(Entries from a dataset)
--
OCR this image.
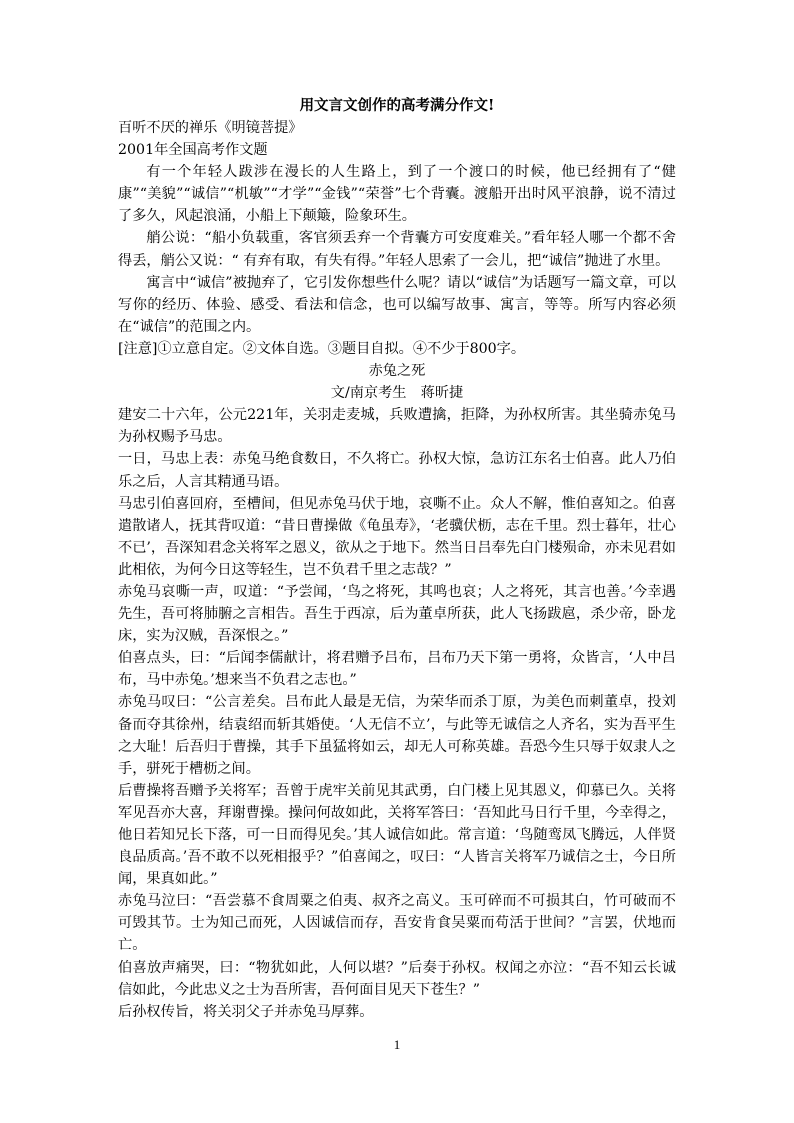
用文言文创作的高考满分作文!

百听不厌的禅乐《明镜菩提》

2001年全国高考作文题

有一个年轻人跋涉在漫长的人生路上，到了一个渡口的时候，他已经拥有了“健康”“美貌”“诚信”“机敏”“才学”“金钱”“荣誉”七个背囊。渡船开出时风平浪静，说不清过了多久，风起浪涌，小船上下颠簸，险象环生。

艄公说：“船小负载重，客官须丢弃一个背囊方可安度难关。”看年轻人哪一个都不舍得丢，艄公又说：“ 有弃有取，有失有得。”年轻人思索了一会儿，把“诚信”抛进了水里。

寓言中“诚信”被抛弃了，它引发你想些什么呢？请以“诚信”为话题写一篇文章，可以写你的经历、体验、感受、看法和信念，也可以编写故事、寓言，等等。所写内容必须在“诚信”的范围之内。

[注意]①立意自定。②文体自选。③题目自拟。④不少于800字。

赤兔之死

文/南京考生　蒋昕捷

建安二十六年，公元221年，关羽走麦城，兵败遭擒，拒降，为孙权所害。其坐骑赤兔马为孙权赐予马忠。

一日，马忠上表：赤兔马绝食数日，不久将亡。孙权大惊，急访江东名士伯喜。此人乃伯乐之后，人言其精通马语。

马忠引伯喜回府，至槽间，但见赤兔马伏于地，哀嘶不止。众人不解，惟伯喜知之。伯喜遣散诸人，抚其背叹道：“昔日曹操做《龟虽寿》，‘老骥伏枥，志在千里。烈士暮年，壮心不已’，吾深知君念关将军之恩义，欲从之于地下。然当日吕奉先白门楼殒命，亦未见君如此相依，为何今日这等轻生，岂不负君千里之志哉？”

赤兔马哀嘶一声，叹道：“予尝闻，‘鸟之将死，其鸣也哀；人之将死，其言也善。’今幸遇先生，吾可将肺腑之言相告。吾生于西凉，后为董卓所获，此人飞扬跋扈，杀少帝，卧龙床，实为汉贼，吾深恨之。”

伯喜点头，曰：“后闻李儒献计，将君赠予吕布，吕布乃天下第一勇将，众皆言，‘人中吕布，马中赤兔。’想来当不负君之志也。”

赤兔马叹曰：“公言差矣。吕布此人最是无信，为荣华而杀丁原，为美色而刺董卓，投刘备而夺其徐州，结袁绍而斩其婚使。‘人无信不立’，与此等无诚信之人齐名，实为吾平生之大耻！后吾归于曹操，其手下虽猛将如云，却无人可称英雄。吾恐今生只辱于奴隶人之手，骈死于槽枥之间。

后曹操将吾赠予关将军；吾曾于虎牢关前见其武勇，白门楼上见其恩义，仰慕已久。关将军见吾亦大喜，拜谢曹操。操问何故如此，关将军答曰：‘吾知此马日行千里，今幸得之，他日若知兄长下落，可一日而得见矣。’其人诚信如此。常言道：‘鸟随鸾凤飞腾远，人伴贤良品质高。’吾不敢不以死相报乎？”伯喜闻之，叹曰：“人皆言关将军乃诚信之士，今日所闻，果真如此。”

赤兔马泣曰：“吾尝慕不食周粟之伯夷、叔齐之高义。玉可碎而不可损其白，竹可破而不可毁其节。士为知己而死，人因诚信而存，吾安肯食吴粟而苟活于世间？”言罢，伏地而亡。

伯喜放声痛哭，曰：“物犹如此，人何以堪？”后奏于孙权。权闻之亦泣：“吾不知云长诚信如此，今此忠义之士为吾所害，吾何面目见天下苍生？”

后孙权传旨，将关羽父子并赤兔马厚葬。

1
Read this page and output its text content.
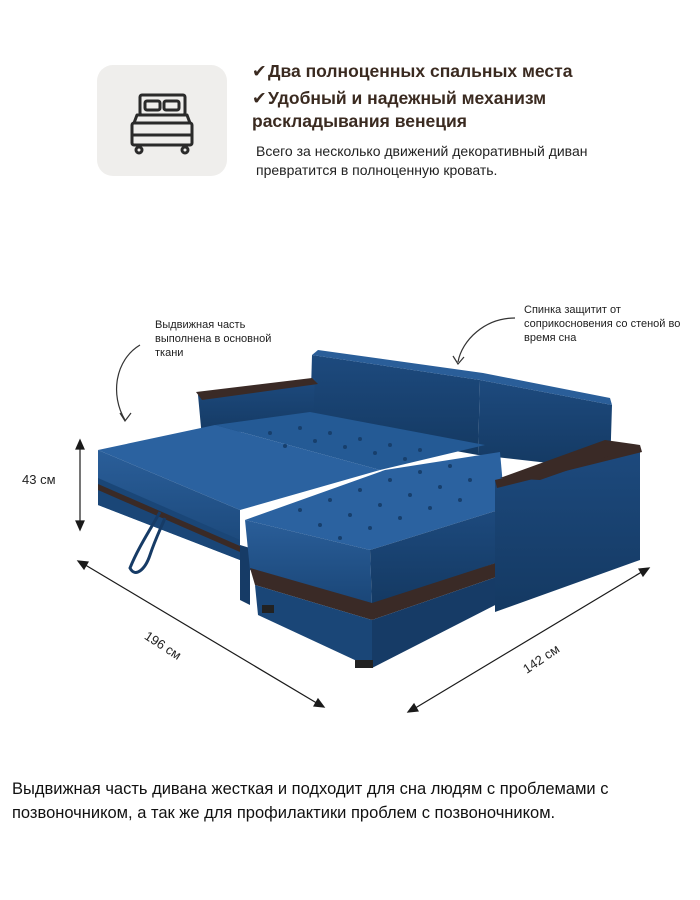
✔Два полноценных спальных места
✔Удобный и надежный механизм
раскладывания венеция
Всего за несколько движений декоративный диван превратится в полноценную кровать.
Выдвижная часть выполнена в основной ткани
Спинка защитит от соприкосновения со стеной во время сна
43 см
196 см	142 см
Выдвижная часть дивана жесткая и подходит для сна людям с проблемами с позвоночником, а так же для профилактики проблем с позвоночником.
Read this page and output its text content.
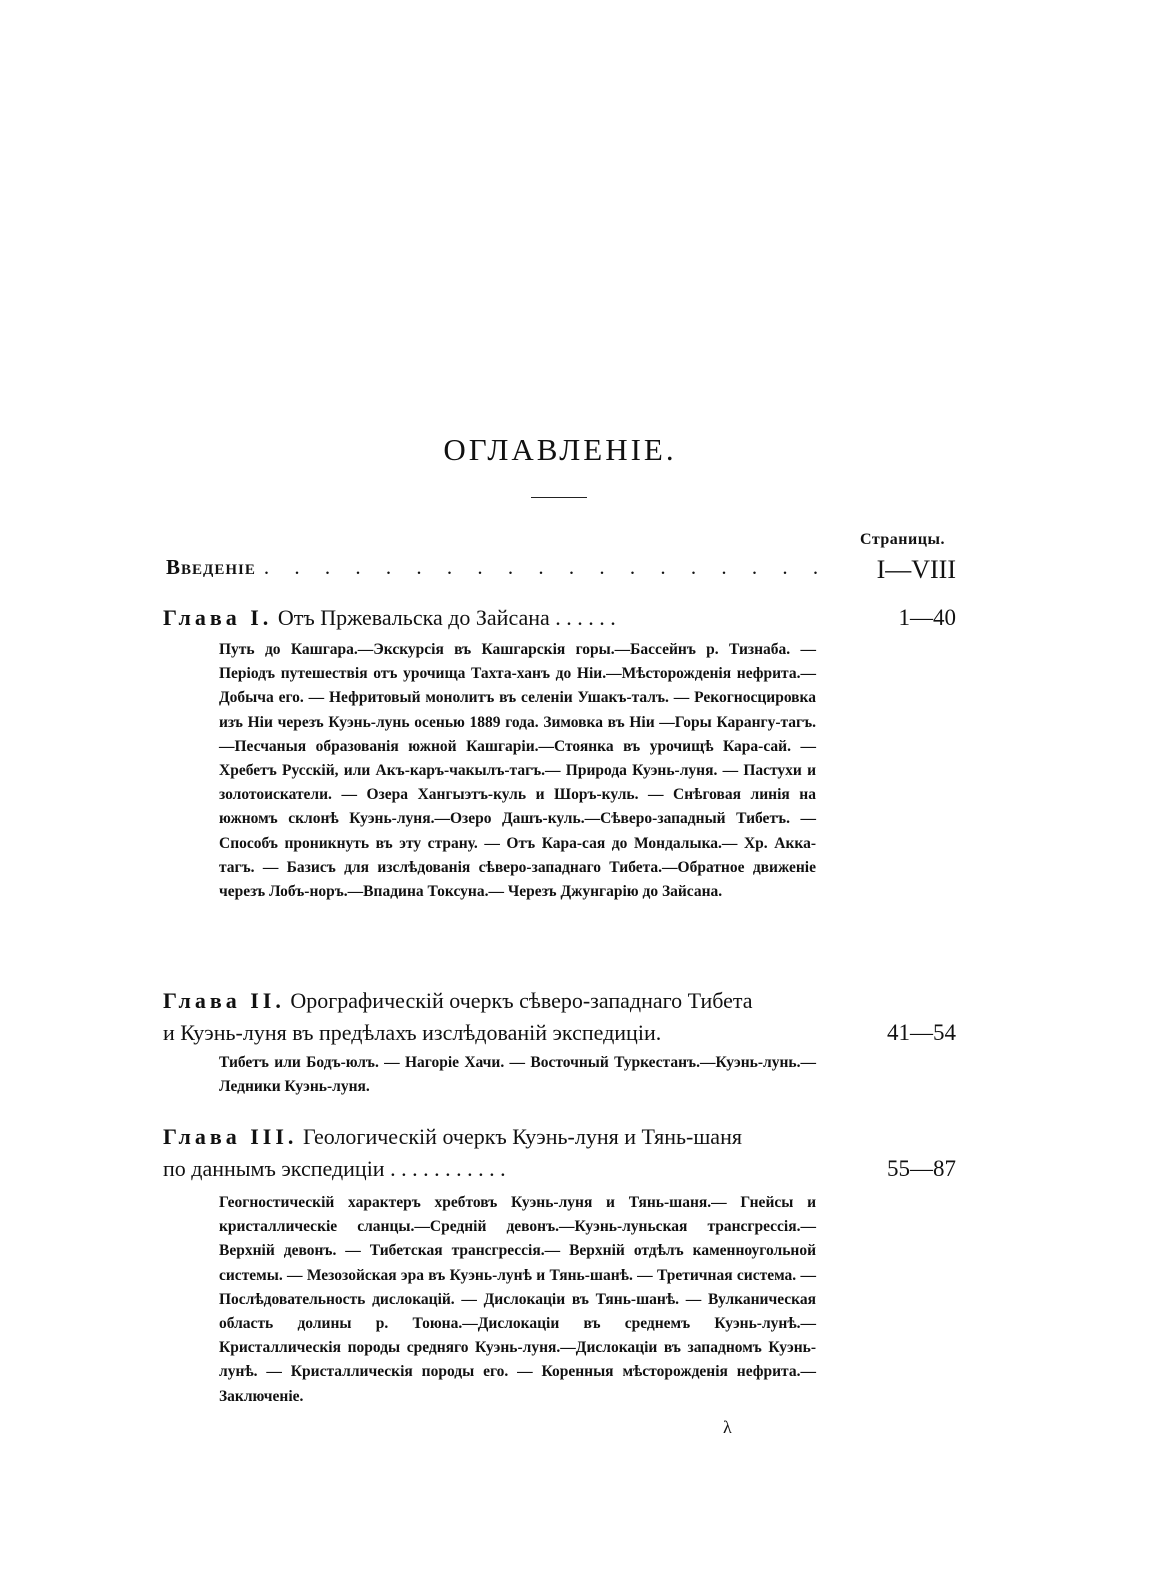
ОГЛАВЛЕНІЕ.
Страницы.
Введеніе . . . . . . . . . . . . . . . . . . . I—VIII
Глава I. Отъ Пржевальска до Зайсана . . . . . .	1—40
Путь до Кашгара.—Экскурсія въ Кашгарскія горы.—Бассейнъ р. Тизнаба. — Періодъ путешествія отъ урочища Тахта-ханъ до Ніи.—Мѣсторожденія нефрита.—Добыча его. — Нефритовый монолитъ въ селеніи Ушакъ-талъ. — Рекогносцировка изъ Ніи черезъ Куэнь-лунь осенью 1889 года. Зимовка въ Ніи —Горы Карангу-тагъ.—Песчаныя образованія южной Кашгаріи.—Стоянка въ урочищѣ Кара-сай. — Хребетъ Русскій, или Акъ-каръ-чакылъ-тагъ.— Природа Куэнь-луня. — Пастухи и золотоискатели. — Озера Хангыэтъ-куль и Шоръ-куль. — Снѣговая линія на южномъ склонѣ Куэнь-луня.—Озеро Дашъ-куль.—Сѣверо-западный Тибетъ. — Способъ проникнуть въ эту страну. — Отъ Кара-сая до Мондалыка.— Хр. Акка-тагъ. — Базисъ для изслѣдованія сѣверо-западнаго Тибета.—Обратное движеніе черезъ Лобъ-норъ.—Впадина Токсуна.— Черезъ Джунгарію до Зайсана.
Глава II. Орографическій очеркъ сѣверо-западнаго Тибета
и Куэнь-луня въ предѣлахъ изслѣдованій экспедиціи.	41—54
Тибетъ или Бодъ-юлъ. — Нагоріе Хачи. — Восточный Туркестанъ.—Куэнь-лунь.—Ледники Куэнь-луня.
Глава III. Геологическій очеркъ Куэнь-луня и Тянь-шаня
по даннымъ экспедиціи . . . . . . . . . . .	55—87
Геогностическій характеръ хребтовъ Куэнь-луня и Тянь-шаня.— Гнейсы и кристаллическіе сланцы.—Средній девонъ.—Куэнь-луньская трансгрессія.—Верхній девонъ. — Тибетская трансгрессія.— Верхній отдѣлъ каменноугольной системы. — Мезозойская эра въ Куэнь-лунѣ и Тянь-шанѣ. — Третичная система. — Послѣдовательность дислокацій. — Дислокаціи въ Тянь-шанѣ. — Вулканическая область долины р. Тоюна.—Дислокаціи въ среднемъ Куэнь-лунѣ.— Кристаллическія породы средняго Куэнь-луня.—Дислокаціи въ западномъ Куэнь-лунѣ. — Кристаллическія породы его. — Коренныя мѣсторожденія нефрита.—Заключеніе.
λ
--
EXERCISE INSTRUCTIONS. Find every line in the records that has the string "Выдвижная", then state how many there are and nothing else.

FINAL ANSWER. 2